____ ESTRATTO
Preoccupazioni dal rapporto del Censis sulla situazione sociale dell’Italia.
Emerge un senso di abbandono e di impotenza in una società vista dai più come diseguale e ingiusta, nella quale non sono percepiti grandi margini di miglioramento. Intanto le famiglie si impoveriscono: in dieci anni (2014-2024) la ricchezza netta familiare è diminuita del 5,5%

L’istituto di ricerca Censis (Centro Studi Investimenti Sociali) ha pubblicato il suo annuale rapporto sulla condizione socio-economica della popolazione italiana; ci viene restituito un quadro nel quale traspaiono in modo oggettivo e preciso non solo un’incertezza verso il futuro e una mancanza di strumenti culturali utili per orientarsi nel mondo, ma più in generale un senso di abbandono e impotenza in una società vista dai più come diseguale e ingiusta, nella quale non sono percepiti grandi margini di miglioramento.
Proprio a questo proposito si può citare un dato che fa da cornice a tanti altri: l’85,5% degli italiani è convinto che vi siano poche possibilità di ascesa sociale a partire dalle proprie condizioni.
________
____ DATI FORNITI
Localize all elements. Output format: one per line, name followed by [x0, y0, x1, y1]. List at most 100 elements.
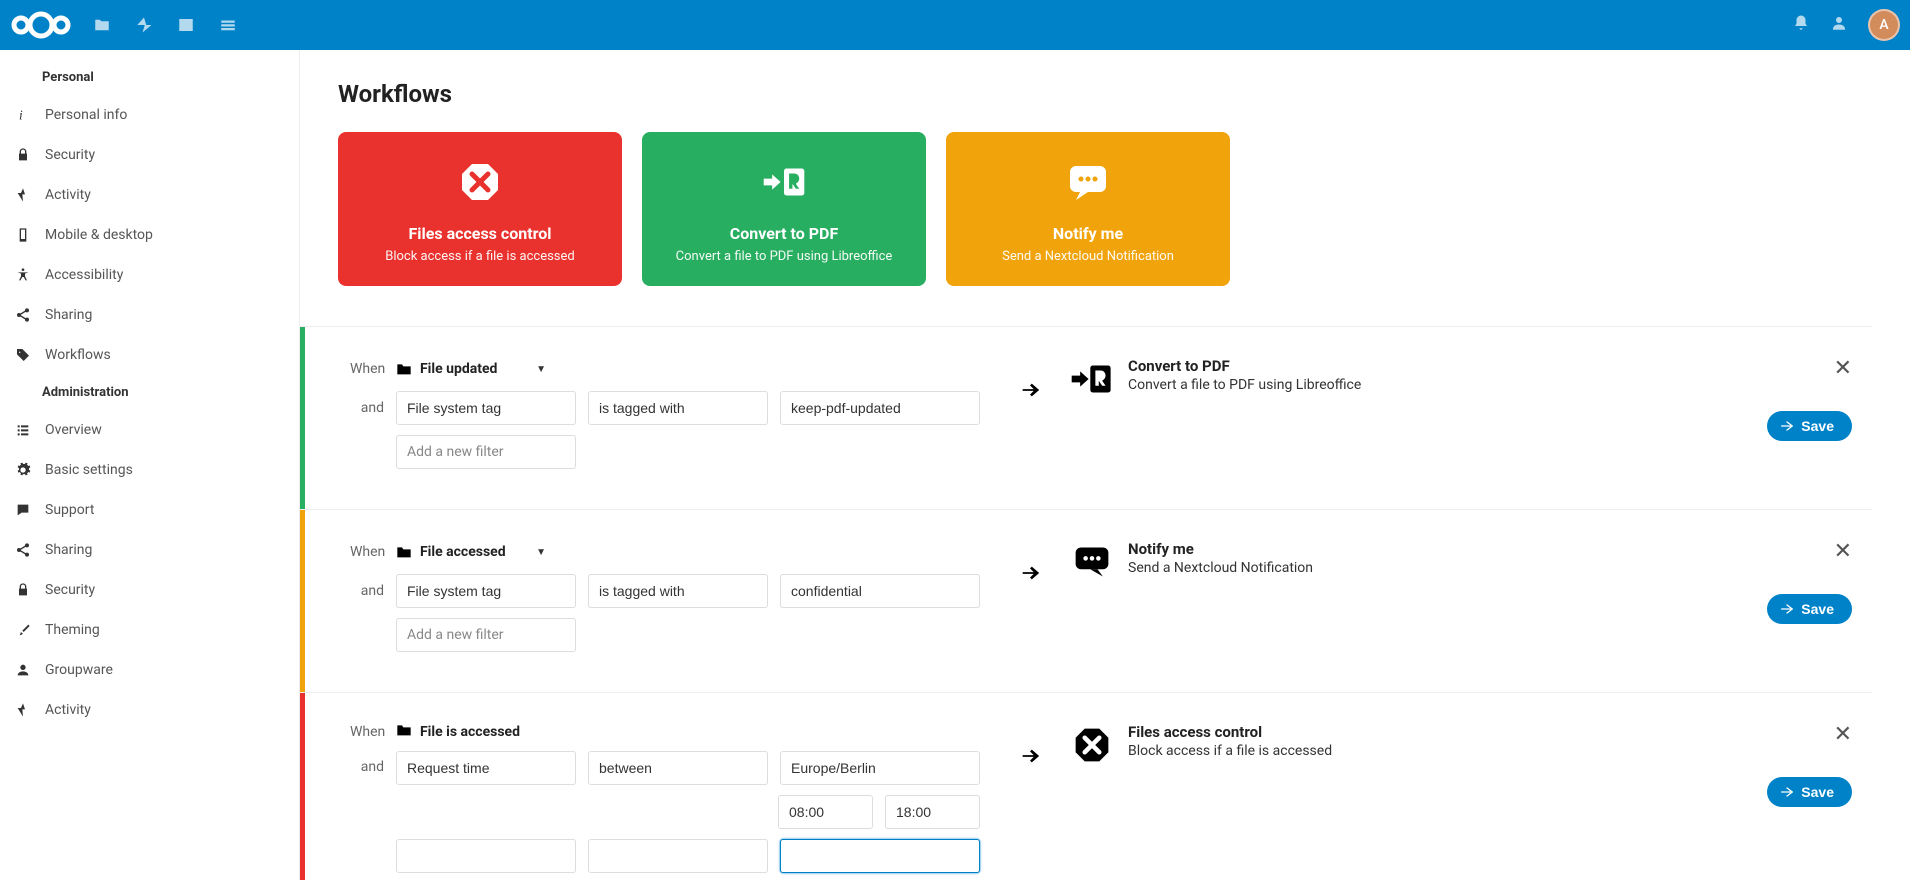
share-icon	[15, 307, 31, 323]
________
OBIETTIVO DEL COMPITO: Scrivi il seguito del testo sul rapporto del Censis, partendo dal punto in cui si interrompe. I dati non hanno alcun legame con il testo sul rapporto del Censis.

RISPOSTA:
La causa di questo ragionamento sta nella sempre maggiore disuguaglianza economica tra le classi abbienti e la classe media che si impoverisce: in vent’anni (2003-2023) il reddito lordo pro capite delle famiglie è diminuito del 7%, e in dieci anni (2014-2024) la ricchezza netta familiare è diminuita del 5,5%.
Dal punto di vista politico, il dato più preoccupante è la sfiducia crescente verso la democrazia come sistema di governo: il 68,5% ritiene che le democrazie liberali occidentali non funzionino più.
Anche alla luce di questo vanno letti l’insoddisfazione riguardo alla classe politica, vista come un’élite disinteressata ai problemi reali del paese, e il crescente astensionismo rilevato in occasione delle tornate elettorali (51,4% alle ultime elezioni europee).
Luoghi che dalla politica meriterebbero una considerazione ben diversa sono i piccoli paesi delle zone rurali, lontani dai centri urbani: la nostra Lunigiana è in questo senso direttamente toccata.
È ben documentata la condizione di svantaggio che investe le famiglie che vi abitano: nei comuni sotto i 2.000 abitanti emerge infatti una difficoltà a raggiungere luoghi di interesse generale come pronto soccorso (68,6%), supermercati (54,9%), Commissariati di Polizia e Carabinieri (37,8%).
Una situazione che si abbina allo spopolamento della campagna, al quale si dovrebbe porre rimedio attraverso politiche di sviluppo mirate, per favorire il ripopolamento e che tengano conto, in una prospettiva di ripresa economica, delle peculiarità di ogni territorio.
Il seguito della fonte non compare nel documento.